Task description. Tally the lines in the data that follows that include the word "μέθοδος", and report nothing but the total.

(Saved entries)

------------------------------

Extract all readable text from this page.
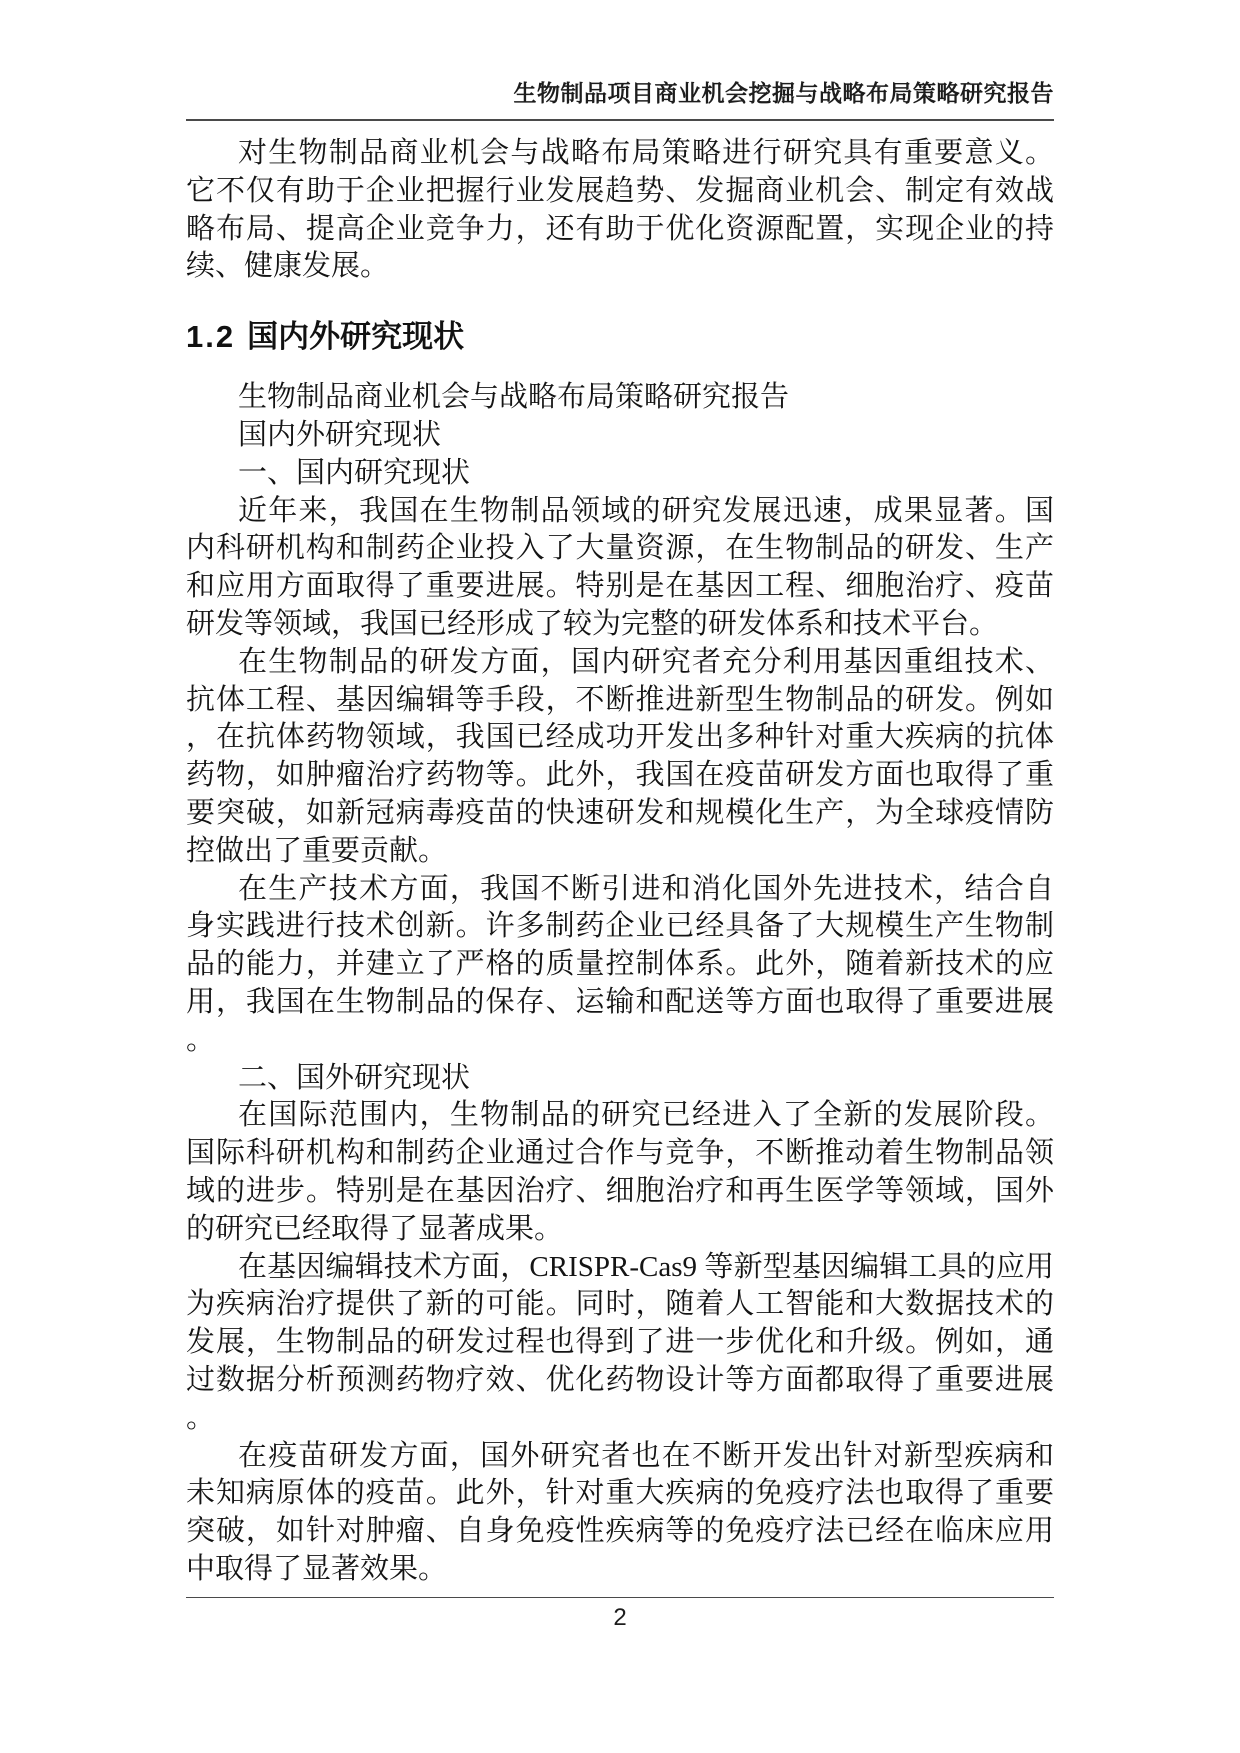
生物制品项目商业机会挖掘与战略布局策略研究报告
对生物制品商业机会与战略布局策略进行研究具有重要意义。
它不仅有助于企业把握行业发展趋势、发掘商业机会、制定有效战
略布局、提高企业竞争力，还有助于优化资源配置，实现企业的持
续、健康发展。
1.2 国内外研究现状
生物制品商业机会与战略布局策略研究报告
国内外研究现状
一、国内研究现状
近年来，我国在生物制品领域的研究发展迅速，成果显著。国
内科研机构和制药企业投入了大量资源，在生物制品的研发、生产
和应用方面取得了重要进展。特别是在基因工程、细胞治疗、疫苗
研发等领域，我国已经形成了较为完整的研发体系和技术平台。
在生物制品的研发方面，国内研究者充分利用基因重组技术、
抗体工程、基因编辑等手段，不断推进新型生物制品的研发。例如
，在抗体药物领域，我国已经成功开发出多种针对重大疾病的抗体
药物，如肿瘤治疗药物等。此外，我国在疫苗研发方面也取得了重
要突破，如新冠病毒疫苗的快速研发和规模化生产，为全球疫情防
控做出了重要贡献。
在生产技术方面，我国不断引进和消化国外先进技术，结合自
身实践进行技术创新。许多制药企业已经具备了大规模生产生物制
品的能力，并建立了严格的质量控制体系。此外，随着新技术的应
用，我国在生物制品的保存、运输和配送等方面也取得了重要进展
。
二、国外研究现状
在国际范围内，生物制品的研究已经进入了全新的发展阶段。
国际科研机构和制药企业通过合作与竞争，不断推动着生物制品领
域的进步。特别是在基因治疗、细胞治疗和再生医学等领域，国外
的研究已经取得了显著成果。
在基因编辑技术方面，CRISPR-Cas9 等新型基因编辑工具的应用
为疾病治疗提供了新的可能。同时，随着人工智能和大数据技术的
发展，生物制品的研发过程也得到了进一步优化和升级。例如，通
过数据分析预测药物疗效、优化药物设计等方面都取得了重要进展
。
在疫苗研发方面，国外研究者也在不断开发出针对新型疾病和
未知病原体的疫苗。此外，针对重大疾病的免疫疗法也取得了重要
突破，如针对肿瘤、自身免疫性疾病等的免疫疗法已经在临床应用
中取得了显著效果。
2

------------------------------

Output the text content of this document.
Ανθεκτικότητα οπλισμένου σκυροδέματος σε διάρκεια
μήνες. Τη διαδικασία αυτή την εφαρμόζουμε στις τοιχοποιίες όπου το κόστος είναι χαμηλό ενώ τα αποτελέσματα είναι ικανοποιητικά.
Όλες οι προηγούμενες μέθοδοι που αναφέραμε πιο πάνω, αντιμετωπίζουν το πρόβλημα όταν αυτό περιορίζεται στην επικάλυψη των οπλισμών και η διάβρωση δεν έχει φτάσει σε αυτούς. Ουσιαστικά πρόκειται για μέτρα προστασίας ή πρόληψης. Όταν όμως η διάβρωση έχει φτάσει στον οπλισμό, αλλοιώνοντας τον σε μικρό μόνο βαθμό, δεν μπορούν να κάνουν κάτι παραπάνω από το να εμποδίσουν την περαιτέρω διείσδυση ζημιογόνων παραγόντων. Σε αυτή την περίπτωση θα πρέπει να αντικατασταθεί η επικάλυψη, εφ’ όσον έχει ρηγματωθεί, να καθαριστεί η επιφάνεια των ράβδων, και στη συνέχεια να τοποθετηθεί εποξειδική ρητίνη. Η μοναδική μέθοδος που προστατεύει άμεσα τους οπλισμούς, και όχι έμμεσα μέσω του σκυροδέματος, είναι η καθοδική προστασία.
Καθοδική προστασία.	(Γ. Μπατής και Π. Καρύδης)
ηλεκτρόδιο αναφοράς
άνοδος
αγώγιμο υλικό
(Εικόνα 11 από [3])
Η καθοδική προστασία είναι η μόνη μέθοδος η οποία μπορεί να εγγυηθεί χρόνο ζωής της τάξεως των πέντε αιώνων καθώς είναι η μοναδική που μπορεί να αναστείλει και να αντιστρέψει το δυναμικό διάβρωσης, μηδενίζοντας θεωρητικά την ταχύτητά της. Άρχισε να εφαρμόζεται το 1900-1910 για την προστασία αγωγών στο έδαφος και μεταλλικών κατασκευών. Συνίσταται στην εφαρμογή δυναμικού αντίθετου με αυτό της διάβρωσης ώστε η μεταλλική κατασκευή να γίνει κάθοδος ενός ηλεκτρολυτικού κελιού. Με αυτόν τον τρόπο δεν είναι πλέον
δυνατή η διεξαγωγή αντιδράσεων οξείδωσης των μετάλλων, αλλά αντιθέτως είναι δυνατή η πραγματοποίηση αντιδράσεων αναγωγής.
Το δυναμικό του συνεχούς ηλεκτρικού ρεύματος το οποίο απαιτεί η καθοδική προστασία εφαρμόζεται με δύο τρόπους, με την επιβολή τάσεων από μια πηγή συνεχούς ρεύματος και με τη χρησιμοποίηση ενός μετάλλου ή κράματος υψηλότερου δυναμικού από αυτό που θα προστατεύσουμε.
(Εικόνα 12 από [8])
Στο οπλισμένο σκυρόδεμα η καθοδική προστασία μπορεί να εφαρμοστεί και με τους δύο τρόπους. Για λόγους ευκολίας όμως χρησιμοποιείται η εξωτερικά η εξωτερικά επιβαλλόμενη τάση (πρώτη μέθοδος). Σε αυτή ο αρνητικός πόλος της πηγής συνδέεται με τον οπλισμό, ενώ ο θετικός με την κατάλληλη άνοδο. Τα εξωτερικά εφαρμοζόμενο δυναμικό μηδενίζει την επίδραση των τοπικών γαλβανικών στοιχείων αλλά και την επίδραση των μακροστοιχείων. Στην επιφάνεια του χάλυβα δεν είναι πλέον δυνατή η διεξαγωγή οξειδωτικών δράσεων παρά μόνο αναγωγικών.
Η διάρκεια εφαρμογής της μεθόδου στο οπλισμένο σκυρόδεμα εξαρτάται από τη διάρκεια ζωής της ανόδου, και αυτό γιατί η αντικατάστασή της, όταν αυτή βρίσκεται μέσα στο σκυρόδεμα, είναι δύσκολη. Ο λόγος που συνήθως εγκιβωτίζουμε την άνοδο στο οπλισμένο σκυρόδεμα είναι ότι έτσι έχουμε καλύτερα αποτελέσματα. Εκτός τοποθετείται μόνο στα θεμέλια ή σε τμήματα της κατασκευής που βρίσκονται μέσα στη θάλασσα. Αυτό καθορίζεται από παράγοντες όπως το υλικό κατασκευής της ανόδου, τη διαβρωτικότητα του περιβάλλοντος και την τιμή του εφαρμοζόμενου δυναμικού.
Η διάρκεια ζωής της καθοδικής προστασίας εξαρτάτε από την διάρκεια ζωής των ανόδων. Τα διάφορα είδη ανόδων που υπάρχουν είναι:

------------------------------

Task result. 3